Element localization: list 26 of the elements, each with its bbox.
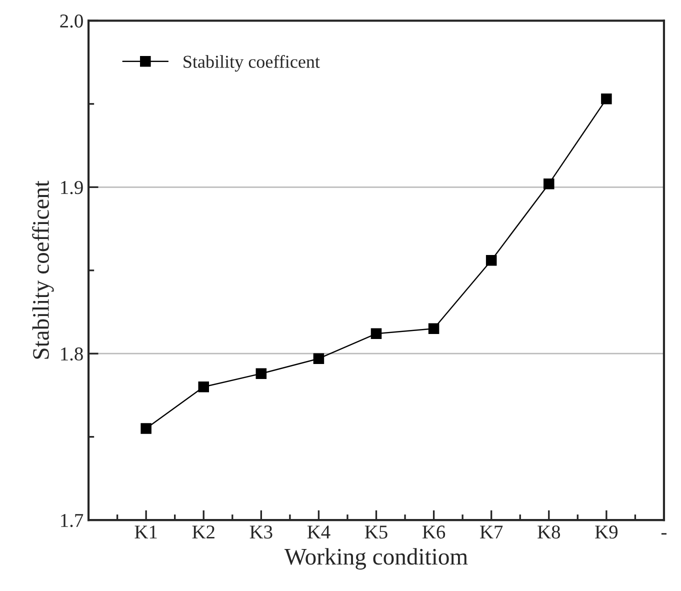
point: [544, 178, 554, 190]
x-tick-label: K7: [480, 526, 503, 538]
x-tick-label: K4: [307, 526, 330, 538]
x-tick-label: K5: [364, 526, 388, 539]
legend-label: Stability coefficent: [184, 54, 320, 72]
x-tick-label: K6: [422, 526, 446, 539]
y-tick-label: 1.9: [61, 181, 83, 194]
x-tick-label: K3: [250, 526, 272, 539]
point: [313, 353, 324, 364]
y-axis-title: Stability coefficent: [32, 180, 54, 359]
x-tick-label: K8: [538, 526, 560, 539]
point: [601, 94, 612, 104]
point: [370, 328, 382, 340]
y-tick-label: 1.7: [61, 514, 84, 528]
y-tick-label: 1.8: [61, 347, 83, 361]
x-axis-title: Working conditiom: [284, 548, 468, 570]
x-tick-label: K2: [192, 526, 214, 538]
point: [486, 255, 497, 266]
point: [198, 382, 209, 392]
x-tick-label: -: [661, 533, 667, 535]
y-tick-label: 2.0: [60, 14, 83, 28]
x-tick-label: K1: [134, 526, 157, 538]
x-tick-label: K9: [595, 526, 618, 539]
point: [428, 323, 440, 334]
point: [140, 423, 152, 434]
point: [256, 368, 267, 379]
######
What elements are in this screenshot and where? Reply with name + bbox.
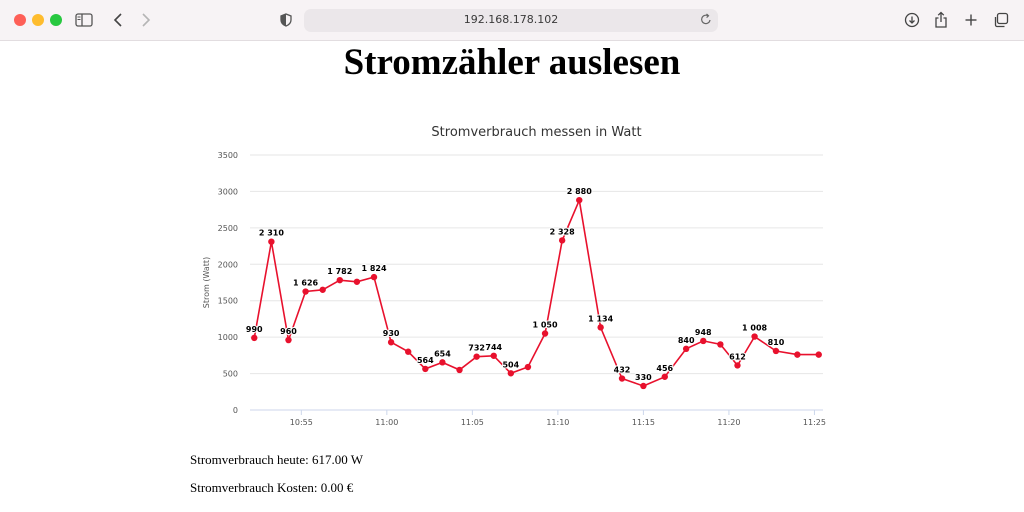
######
• _Objective_:
Copy the data from the line containing "Element localization: list" through the line containing "x-tick-label: K8: [538, 526, 560, 539]", reproducing each line without any change and leaving out the picture.

• _Problem solution_:
Element localization: list 26 of the elements, each with its bbox.
point: [544, 178, 554, 190]
x-tick-label: K7: [480, 526, 503, 538]
x-tick-label: K4: [307, 526, 330, 538]
x-tick-label: K5: [364, 526, 388, 539]
legend-label: Stability coefficent: [184, 54, 320, 72]
x-tick-label: K6: [422, 526, 446, 539]
y-tick-label: 1.9: [61, 181, 83, 194]
x-tick-label: K3: [250, 526, 272, 539]
point: [313, 353, 324, 364]
y-axis-title: Stability coefficent: [32, 180, 54, 359]
x-tick-label: K8: [538, 526, 560, 539]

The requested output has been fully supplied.